In the material below, find all lines with the string "read" and copy them.

== DATA PROVIDED ==

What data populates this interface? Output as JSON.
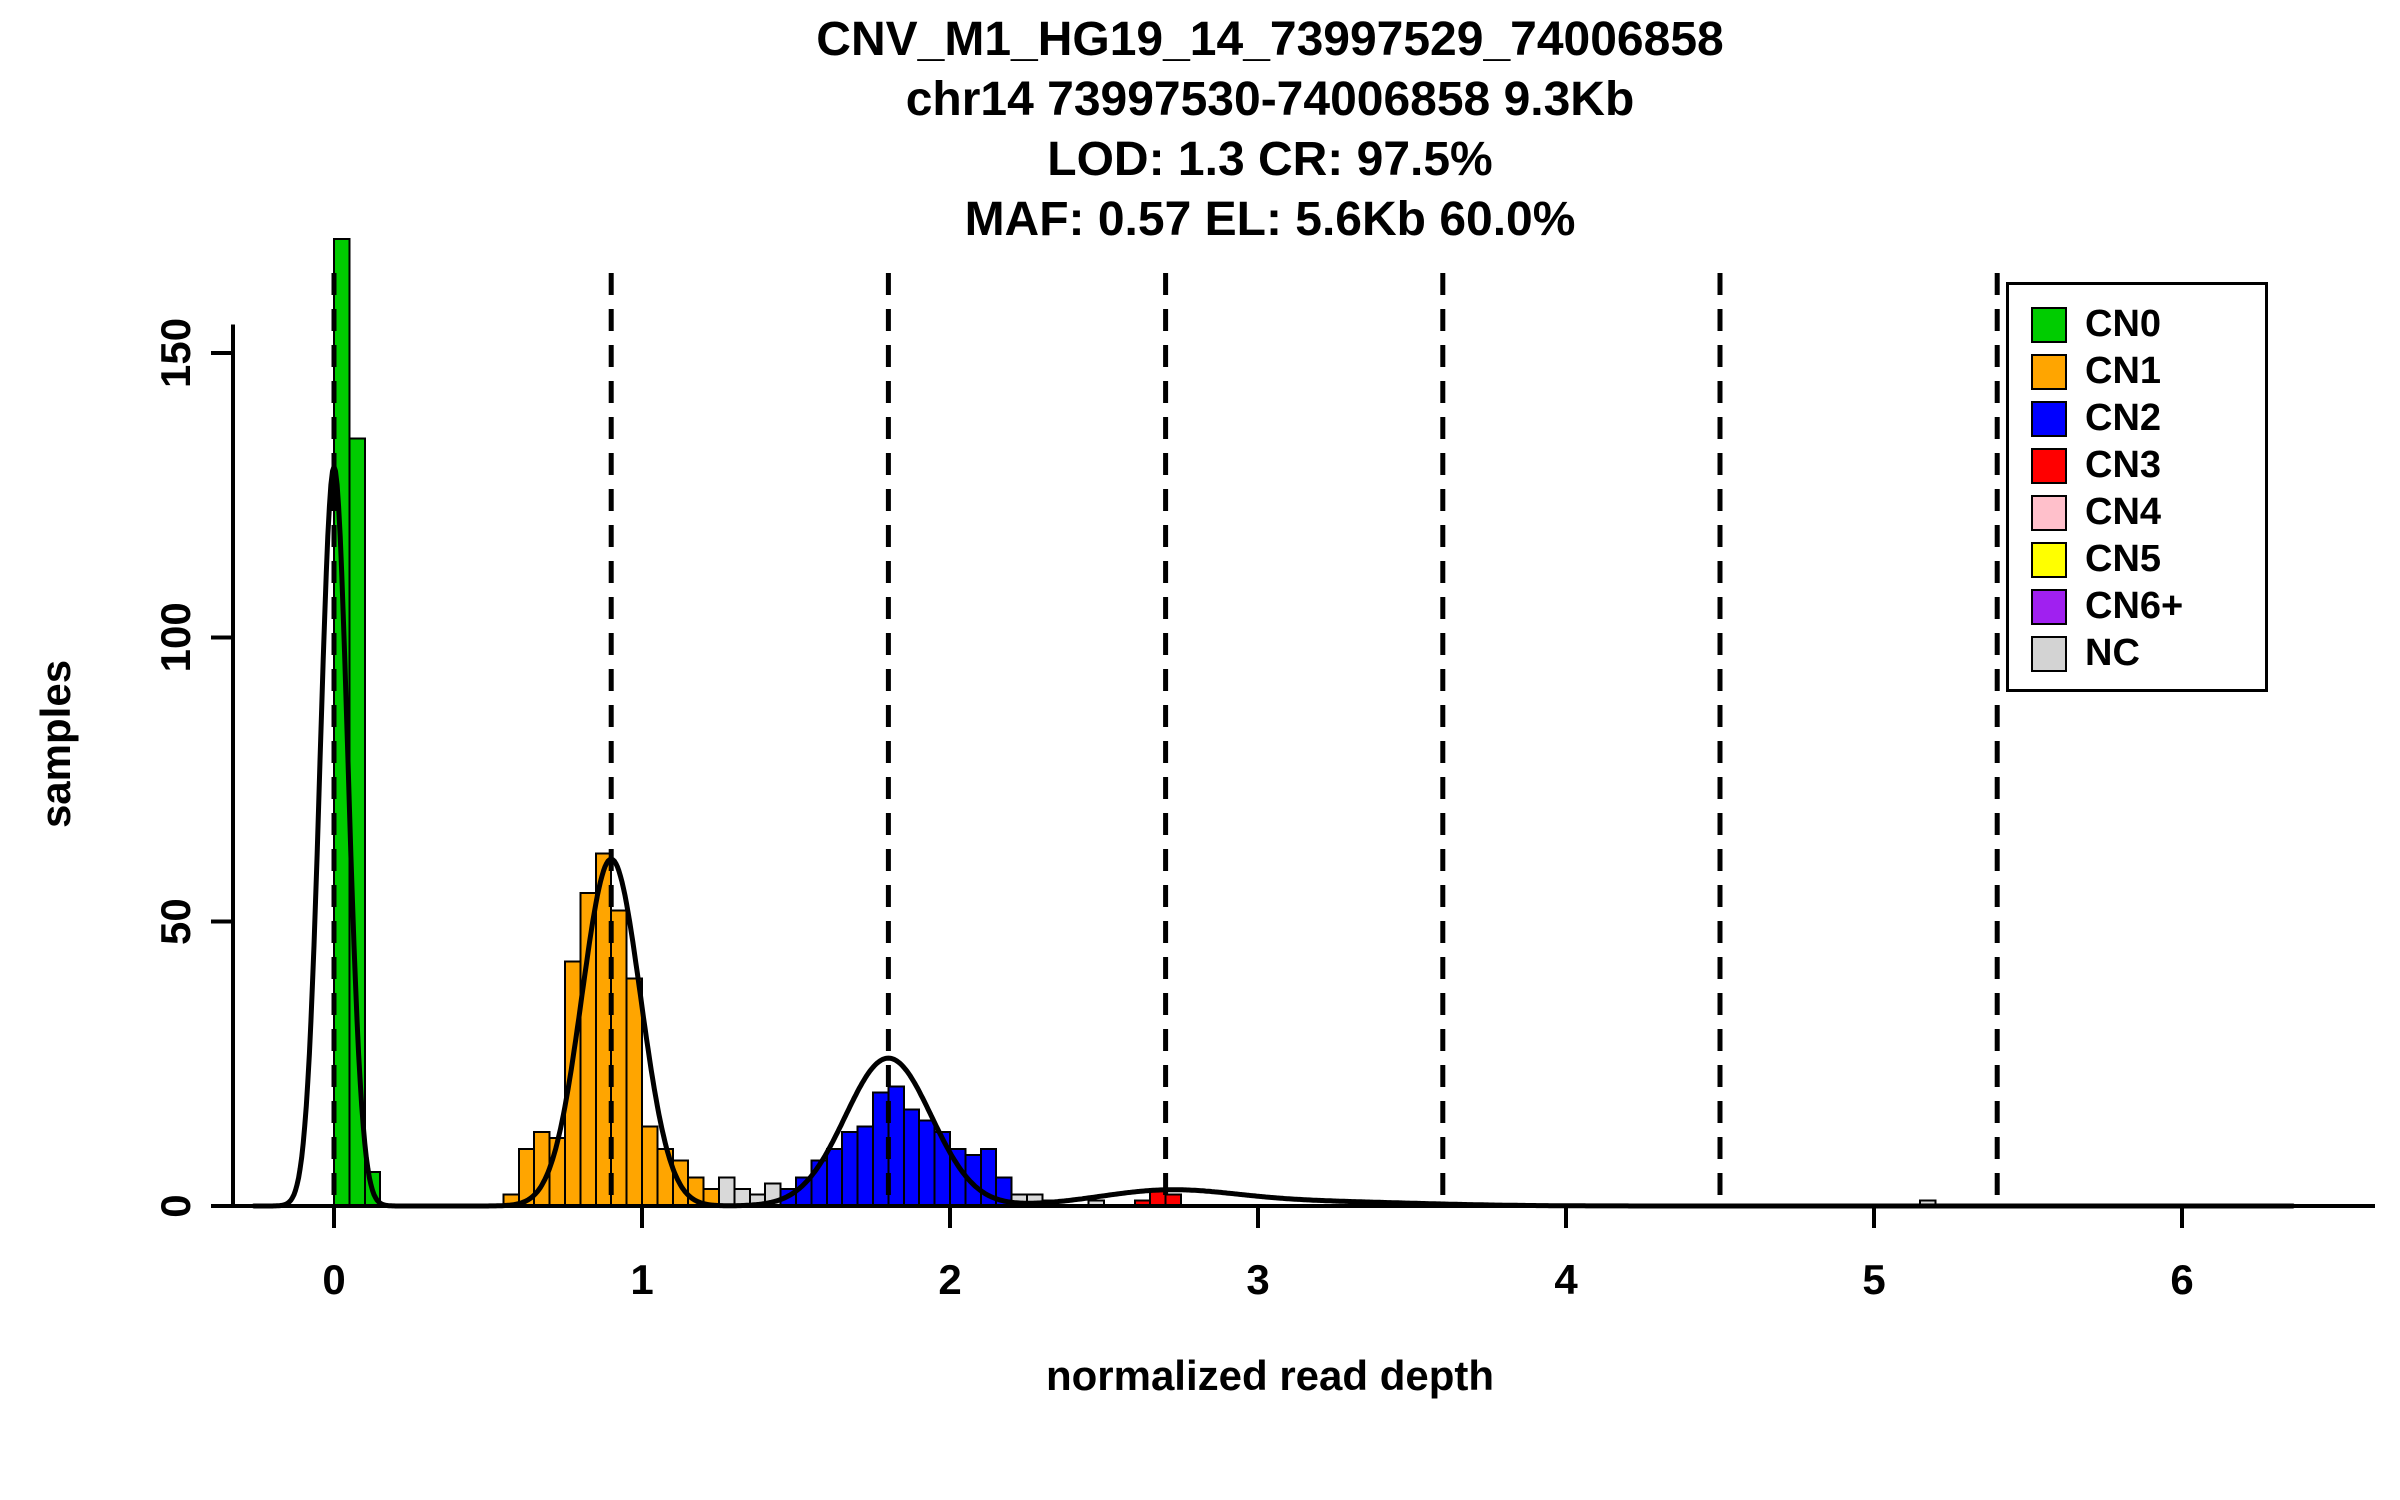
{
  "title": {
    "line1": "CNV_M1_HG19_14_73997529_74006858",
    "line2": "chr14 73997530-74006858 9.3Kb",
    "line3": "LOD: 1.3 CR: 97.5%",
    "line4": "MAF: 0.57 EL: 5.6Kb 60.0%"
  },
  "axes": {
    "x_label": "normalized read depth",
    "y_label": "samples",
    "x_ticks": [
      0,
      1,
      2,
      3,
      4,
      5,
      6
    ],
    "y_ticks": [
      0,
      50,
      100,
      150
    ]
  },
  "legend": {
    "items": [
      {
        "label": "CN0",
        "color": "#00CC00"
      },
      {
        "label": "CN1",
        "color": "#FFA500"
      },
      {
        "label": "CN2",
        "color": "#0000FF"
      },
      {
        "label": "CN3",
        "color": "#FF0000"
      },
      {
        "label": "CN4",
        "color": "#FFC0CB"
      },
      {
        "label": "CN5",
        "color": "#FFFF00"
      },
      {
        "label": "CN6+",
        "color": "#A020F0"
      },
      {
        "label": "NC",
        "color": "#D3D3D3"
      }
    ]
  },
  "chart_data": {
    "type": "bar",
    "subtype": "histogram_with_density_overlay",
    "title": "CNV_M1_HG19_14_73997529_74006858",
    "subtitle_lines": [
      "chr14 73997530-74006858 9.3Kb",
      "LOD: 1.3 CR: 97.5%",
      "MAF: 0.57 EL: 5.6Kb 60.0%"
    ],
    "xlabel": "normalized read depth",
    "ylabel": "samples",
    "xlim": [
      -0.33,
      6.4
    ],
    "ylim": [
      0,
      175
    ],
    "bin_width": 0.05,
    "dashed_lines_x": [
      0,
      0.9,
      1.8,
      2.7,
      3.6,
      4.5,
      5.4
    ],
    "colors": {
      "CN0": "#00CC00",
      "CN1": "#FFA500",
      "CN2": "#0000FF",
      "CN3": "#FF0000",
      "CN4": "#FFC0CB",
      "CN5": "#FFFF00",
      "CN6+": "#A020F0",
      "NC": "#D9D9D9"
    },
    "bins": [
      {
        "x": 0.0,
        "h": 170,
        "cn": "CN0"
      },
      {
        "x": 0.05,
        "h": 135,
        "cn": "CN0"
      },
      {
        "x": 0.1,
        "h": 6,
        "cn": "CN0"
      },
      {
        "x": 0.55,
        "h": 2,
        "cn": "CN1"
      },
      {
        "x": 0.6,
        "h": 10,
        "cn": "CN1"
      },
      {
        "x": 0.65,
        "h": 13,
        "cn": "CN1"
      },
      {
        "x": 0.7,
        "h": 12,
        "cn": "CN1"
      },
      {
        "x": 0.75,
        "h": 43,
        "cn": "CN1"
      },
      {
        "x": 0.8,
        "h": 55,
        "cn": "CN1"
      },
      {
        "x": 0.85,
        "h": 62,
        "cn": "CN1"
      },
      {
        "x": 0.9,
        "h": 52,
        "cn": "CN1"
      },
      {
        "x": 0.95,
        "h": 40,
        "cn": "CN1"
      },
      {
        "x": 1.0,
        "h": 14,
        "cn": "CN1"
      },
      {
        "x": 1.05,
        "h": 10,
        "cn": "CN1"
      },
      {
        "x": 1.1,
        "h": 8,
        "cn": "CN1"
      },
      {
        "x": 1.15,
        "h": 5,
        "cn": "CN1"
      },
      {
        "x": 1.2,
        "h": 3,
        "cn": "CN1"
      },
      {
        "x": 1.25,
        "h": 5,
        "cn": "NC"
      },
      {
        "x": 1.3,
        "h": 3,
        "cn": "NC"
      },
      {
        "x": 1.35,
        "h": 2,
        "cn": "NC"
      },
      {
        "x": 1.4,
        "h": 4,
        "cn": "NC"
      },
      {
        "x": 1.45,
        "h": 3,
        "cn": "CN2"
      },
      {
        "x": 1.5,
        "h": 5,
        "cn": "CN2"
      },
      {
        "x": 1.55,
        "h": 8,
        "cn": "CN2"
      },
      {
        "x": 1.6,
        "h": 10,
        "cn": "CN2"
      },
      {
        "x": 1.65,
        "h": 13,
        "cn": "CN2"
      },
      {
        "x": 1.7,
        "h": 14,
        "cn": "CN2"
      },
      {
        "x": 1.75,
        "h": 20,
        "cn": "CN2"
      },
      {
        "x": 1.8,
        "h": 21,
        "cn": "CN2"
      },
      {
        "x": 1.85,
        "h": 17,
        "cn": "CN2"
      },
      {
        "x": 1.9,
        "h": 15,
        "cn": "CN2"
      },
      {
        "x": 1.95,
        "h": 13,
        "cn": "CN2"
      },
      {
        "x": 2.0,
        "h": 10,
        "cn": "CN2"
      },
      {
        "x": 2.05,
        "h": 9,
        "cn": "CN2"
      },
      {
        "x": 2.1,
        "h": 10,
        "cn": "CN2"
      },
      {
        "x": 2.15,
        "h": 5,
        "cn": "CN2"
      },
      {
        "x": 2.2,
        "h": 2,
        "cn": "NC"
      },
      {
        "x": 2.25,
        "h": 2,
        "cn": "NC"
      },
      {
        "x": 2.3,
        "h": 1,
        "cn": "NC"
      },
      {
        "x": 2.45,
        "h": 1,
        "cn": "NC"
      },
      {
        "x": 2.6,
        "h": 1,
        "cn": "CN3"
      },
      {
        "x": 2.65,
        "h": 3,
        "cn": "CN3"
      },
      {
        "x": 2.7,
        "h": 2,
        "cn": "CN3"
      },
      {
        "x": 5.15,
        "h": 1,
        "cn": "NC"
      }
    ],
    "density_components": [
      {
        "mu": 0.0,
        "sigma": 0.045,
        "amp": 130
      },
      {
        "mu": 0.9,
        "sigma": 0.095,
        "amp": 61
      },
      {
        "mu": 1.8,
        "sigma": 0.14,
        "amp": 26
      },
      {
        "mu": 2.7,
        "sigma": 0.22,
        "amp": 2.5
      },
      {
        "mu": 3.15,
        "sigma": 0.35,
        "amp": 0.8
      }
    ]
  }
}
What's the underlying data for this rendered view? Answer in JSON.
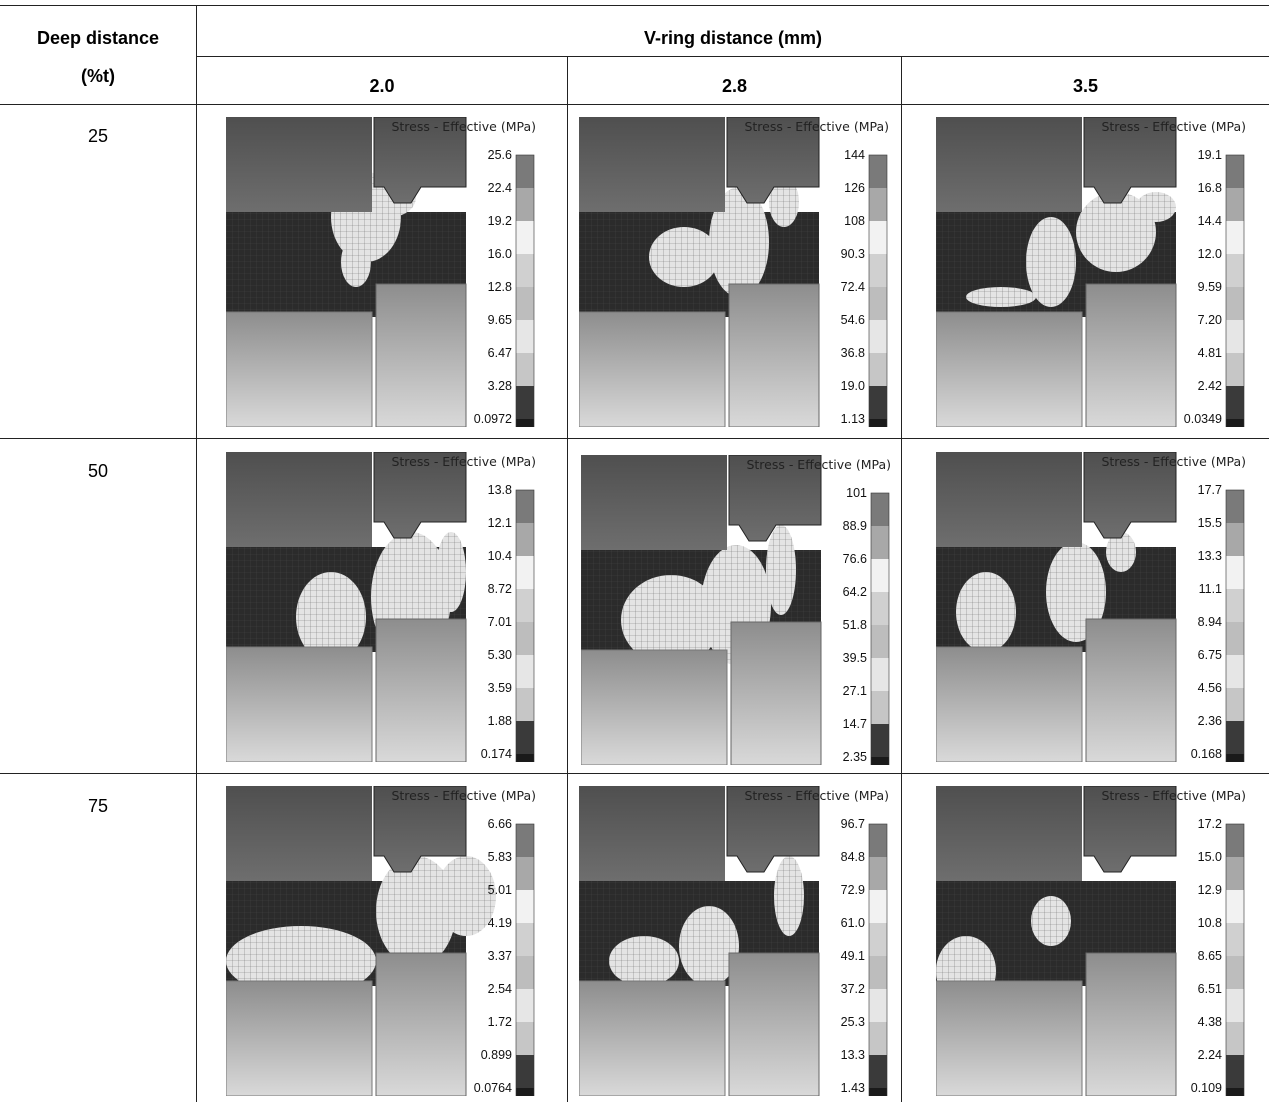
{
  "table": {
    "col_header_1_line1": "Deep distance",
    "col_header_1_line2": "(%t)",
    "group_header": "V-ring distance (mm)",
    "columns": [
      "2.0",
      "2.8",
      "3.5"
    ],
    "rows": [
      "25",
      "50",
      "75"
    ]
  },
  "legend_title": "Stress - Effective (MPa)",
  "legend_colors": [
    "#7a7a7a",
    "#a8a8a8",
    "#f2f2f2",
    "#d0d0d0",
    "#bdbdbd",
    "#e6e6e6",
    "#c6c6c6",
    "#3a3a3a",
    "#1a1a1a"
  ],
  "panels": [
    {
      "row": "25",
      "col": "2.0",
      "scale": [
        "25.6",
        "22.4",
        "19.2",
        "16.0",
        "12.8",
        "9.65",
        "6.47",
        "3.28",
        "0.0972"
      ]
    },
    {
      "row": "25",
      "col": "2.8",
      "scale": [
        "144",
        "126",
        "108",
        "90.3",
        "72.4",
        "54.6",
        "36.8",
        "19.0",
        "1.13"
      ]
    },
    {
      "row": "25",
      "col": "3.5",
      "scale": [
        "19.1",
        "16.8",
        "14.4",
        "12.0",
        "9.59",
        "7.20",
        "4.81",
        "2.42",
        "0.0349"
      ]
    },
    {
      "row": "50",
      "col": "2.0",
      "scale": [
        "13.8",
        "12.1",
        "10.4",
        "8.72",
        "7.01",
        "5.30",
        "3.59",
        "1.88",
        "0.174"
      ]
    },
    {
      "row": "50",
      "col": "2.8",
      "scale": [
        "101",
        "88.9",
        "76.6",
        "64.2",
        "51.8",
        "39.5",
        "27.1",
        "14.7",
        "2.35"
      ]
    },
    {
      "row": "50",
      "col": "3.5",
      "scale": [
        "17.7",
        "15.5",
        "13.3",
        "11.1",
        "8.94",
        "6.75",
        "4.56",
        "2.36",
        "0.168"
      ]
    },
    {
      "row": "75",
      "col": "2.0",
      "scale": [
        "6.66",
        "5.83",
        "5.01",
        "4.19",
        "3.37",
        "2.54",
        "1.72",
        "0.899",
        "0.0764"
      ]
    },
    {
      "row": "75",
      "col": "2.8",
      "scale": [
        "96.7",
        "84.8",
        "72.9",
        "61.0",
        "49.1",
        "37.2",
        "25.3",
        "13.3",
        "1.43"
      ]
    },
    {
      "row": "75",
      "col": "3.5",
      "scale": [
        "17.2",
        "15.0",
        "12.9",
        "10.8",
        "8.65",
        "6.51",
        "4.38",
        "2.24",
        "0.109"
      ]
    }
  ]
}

===

**FINISHED TASK:**
    "x_label": "normalized read depth",
    "xlabel": "normalized read depth",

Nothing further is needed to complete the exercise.